* **Figure collection entries**:
□ □ □ □ □ □ □

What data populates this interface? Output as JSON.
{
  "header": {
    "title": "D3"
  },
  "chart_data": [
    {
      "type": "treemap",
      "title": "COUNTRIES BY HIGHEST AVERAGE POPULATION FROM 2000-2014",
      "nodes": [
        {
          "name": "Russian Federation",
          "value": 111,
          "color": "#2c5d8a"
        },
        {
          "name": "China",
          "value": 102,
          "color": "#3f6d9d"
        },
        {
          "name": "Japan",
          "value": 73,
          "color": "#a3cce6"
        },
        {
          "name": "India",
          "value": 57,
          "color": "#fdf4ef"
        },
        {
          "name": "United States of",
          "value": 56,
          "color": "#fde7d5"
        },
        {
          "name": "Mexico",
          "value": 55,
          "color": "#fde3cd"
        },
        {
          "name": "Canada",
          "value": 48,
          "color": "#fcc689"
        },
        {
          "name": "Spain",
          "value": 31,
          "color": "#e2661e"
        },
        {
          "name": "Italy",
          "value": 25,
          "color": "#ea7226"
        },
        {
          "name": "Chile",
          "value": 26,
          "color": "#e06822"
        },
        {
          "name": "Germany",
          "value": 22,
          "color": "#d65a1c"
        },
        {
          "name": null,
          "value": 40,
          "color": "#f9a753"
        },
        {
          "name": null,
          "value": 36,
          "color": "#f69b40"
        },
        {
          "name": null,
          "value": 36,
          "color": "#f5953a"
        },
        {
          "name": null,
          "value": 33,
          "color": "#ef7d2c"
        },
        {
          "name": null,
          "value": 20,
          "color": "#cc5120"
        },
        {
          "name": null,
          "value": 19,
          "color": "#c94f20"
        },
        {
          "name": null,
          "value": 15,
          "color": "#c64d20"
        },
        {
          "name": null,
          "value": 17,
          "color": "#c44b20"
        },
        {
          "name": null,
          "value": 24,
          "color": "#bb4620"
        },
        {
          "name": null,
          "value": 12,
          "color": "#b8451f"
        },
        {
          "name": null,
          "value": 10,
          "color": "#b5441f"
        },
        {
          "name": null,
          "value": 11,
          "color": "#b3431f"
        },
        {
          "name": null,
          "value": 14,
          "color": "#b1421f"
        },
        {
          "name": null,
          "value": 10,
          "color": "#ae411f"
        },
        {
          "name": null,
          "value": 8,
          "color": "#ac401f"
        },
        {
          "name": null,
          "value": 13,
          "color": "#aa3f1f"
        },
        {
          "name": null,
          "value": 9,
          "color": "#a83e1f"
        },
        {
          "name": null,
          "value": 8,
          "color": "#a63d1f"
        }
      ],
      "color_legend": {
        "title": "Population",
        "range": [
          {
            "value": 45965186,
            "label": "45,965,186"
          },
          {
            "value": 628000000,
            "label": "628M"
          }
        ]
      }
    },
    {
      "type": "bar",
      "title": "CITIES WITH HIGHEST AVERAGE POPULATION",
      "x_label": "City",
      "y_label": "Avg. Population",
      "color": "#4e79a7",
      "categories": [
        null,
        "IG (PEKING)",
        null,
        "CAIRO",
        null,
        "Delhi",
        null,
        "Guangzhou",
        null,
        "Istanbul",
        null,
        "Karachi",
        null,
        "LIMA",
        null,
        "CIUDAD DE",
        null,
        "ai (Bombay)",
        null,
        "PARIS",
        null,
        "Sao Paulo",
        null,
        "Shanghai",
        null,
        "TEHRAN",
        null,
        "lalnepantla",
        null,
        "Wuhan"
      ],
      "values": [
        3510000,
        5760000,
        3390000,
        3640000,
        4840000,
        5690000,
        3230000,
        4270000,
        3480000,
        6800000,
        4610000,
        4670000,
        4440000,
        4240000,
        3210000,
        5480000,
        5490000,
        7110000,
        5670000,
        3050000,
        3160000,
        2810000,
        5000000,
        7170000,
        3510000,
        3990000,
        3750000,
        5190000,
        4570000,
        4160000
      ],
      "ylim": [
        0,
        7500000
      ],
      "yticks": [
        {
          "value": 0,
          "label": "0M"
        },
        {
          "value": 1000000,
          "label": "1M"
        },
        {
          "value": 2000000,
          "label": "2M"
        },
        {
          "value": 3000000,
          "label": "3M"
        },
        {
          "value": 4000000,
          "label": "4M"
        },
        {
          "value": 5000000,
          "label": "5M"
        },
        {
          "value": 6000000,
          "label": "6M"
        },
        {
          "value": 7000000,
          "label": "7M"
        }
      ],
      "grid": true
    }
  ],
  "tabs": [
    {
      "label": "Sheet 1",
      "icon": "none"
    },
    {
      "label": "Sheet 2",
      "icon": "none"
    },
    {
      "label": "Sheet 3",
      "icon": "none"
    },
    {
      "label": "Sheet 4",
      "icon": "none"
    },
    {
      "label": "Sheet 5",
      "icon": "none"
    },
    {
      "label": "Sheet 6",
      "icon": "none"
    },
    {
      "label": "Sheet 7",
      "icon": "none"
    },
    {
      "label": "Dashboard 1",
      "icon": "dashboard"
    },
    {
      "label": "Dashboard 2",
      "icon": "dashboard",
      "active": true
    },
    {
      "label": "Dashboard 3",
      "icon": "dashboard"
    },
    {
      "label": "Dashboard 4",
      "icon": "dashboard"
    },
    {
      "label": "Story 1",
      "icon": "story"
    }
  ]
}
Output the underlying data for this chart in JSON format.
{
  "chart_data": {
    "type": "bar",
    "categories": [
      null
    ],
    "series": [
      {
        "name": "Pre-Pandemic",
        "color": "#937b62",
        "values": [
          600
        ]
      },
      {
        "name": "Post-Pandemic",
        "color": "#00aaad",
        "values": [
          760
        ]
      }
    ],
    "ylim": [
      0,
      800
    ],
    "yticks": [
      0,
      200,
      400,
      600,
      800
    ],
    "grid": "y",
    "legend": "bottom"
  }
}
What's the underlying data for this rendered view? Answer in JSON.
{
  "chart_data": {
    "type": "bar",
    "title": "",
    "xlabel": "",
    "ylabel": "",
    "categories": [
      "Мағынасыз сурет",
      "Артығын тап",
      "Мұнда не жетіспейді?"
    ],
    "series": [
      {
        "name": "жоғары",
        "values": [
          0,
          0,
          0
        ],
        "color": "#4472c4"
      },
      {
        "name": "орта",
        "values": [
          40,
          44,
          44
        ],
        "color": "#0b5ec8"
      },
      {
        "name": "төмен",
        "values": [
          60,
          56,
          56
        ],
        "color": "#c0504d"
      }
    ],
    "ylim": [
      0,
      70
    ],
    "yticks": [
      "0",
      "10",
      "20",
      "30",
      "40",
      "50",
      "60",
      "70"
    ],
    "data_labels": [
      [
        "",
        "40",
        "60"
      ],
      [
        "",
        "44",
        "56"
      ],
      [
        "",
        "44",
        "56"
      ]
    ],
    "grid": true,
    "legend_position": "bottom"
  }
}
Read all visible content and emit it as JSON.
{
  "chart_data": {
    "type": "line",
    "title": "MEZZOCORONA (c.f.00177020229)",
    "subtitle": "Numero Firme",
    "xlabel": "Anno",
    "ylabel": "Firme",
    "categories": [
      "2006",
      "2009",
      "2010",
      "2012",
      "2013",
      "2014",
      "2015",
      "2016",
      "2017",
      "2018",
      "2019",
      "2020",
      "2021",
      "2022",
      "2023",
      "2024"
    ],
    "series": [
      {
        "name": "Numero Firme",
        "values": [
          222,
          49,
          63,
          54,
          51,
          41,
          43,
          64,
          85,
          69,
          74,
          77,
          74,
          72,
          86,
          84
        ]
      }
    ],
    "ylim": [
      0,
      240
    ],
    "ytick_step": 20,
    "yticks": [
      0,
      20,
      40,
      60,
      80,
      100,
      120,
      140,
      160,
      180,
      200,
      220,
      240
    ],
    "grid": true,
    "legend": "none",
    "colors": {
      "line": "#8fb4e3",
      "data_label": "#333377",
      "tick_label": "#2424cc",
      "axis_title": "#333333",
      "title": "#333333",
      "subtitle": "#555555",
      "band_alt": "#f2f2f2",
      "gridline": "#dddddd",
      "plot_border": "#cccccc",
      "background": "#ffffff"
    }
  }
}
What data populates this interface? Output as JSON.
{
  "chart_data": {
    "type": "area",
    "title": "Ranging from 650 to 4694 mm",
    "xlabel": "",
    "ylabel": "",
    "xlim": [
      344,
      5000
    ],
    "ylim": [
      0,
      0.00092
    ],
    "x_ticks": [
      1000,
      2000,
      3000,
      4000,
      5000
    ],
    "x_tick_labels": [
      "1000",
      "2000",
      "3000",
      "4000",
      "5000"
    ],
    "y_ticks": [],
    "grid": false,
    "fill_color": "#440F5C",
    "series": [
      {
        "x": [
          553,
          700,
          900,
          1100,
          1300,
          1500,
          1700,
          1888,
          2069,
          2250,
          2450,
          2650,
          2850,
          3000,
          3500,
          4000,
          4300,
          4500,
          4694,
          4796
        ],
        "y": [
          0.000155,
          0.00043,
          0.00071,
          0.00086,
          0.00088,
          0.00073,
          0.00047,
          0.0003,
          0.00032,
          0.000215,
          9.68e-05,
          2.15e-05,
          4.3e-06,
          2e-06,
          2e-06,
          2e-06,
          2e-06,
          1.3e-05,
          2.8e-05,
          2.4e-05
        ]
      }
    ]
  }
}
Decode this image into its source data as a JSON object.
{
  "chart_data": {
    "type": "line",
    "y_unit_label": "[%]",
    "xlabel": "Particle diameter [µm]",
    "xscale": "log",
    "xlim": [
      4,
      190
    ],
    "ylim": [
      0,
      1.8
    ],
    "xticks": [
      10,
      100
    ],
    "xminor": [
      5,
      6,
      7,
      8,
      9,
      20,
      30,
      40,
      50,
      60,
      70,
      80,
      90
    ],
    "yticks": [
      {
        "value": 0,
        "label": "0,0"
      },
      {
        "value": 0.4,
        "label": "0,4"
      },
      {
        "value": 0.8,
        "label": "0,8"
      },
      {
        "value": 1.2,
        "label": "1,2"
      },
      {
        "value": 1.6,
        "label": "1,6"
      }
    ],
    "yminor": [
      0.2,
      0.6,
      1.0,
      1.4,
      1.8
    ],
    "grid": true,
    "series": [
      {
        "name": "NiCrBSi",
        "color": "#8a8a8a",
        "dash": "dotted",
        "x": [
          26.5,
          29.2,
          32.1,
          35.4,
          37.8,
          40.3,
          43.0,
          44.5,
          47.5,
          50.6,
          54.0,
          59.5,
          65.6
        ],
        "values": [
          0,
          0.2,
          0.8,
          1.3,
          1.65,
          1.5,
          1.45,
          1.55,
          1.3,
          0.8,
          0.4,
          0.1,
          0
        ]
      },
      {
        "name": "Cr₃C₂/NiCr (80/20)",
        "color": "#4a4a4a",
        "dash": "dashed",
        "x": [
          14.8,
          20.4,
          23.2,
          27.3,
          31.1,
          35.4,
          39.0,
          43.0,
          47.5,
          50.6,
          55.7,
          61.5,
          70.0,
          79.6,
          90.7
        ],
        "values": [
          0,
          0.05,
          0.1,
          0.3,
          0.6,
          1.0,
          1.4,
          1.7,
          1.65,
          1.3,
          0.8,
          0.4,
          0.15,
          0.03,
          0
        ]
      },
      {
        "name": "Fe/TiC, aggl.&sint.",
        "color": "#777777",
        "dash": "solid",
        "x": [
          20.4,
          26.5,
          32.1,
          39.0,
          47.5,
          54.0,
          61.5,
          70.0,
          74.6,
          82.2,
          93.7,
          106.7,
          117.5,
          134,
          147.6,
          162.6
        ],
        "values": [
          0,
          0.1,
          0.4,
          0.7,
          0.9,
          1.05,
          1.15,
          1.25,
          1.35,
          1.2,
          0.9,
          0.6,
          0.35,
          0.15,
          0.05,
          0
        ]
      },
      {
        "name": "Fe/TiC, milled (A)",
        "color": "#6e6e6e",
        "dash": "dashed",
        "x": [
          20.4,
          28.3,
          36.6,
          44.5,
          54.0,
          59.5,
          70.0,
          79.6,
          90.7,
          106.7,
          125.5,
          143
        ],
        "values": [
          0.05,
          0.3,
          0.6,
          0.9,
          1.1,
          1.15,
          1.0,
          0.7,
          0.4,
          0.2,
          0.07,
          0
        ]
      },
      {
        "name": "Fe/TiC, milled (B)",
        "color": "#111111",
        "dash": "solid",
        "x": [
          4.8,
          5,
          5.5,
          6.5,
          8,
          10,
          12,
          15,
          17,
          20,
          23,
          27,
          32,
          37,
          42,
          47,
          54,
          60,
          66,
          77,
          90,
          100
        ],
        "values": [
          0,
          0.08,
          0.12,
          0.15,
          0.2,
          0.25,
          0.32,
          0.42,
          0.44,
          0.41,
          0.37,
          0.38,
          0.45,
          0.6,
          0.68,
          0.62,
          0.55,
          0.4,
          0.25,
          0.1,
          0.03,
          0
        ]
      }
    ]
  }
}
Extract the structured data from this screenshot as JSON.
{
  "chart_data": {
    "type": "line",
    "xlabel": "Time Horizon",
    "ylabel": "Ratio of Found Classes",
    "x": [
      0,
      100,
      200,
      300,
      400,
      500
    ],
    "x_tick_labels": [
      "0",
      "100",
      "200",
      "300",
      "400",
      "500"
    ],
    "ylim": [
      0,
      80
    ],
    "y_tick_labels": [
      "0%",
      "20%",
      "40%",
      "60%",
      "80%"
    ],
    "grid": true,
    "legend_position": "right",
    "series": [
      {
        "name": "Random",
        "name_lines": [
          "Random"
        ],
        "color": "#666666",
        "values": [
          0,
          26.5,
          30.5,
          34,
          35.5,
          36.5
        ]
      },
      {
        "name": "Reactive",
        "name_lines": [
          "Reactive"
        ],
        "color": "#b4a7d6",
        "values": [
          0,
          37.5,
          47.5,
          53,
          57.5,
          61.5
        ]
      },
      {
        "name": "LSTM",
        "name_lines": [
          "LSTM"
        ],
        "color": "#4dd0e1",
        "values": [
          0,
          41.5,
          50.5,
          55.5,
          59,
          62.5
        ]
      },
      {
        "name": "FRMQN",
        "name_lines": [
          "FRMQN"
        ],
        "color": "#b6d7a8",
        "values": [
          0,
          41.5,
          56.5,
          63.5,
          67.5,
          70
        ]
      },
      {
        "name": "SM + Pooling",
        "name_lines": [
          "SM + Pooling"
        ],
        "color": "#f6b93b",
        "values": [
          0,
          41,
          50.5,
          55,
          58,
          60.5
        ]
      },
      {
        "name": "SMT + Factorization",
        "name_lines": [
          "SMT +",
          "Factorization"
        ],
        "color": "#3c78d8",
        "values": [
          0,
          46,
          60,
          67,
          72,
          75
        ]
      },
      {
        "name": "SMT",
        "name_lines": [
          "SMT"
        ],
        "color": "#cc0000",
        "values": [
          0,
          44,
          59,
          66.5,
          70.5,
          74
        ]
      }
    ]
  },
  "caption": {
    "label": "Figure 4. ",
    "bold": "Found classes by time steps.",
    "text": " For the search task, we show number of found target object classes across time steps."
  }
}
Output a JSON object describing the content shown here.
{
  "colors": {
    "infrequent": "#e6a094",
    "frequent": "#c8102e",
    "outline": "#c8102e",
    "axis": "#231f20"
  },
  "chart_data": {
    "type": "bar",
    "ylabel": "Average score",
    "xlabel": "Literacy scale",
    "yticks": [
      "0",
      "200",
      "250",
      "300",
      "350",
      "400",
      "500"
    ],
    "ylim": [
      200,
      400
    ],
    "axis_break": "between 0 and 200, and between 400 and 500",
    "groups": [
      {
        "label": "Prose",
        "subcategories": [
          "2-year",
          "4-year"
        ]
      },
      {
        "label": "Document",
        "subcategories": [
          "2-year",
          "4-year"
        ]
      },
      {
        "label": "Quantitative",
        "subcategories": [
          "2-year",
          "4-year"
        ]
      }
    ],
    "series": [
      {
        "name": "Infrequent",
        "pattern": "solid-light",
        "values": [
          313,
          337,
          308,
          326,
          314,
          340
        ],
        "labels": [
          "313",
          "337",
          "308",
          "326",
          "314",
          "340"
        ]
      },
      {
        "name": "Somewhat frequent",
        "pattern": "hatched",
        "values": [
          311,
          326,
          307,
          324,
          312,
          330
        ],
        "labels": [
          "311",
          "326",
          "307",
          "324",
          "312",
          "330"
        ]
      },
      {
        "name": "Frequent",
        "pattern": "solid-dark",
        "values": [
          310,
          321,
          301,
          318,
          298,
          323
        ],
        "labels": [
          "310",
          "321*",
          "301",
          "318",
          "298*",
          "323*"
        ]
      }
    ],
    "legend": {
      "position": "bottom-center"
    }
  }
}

□ □ □ □ □ □ □

* **Problem statement**:
Count the lines in which the string "xlabel" appears, then report only that figure.

* **Output below**:
6